Written problem: Pull out every line with the word "并打印发放新居民户口簿".

Data extract:
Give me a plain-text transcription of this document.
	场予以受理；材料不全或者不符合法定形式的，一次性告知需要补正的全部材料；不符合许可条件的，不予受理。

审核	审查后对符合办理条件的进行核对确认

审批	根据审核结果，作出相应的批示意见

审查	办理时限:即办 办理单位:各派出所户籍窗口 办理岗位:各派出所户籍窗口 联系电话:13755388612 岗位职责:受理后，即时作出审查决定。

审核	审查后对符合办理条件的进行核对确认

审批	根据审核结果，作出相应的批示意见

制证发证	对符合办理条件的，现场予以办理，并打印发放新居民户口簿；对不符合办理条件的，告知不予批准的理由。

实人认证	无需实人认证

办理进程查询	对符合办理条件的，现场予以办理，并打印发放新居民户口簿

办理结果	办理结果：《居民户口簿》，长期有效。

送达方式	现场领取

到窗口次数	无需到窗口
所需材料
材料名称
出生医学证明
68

Answer to this exercise:
制证发证	对符合办理条件的，现场予以办理，并打印发放新居民户口簿；对不符合办理条件的，告知不予批准的理由。
办理进程查询	对符合办理条件的，现场予以办理，并打印发放新居民户口簿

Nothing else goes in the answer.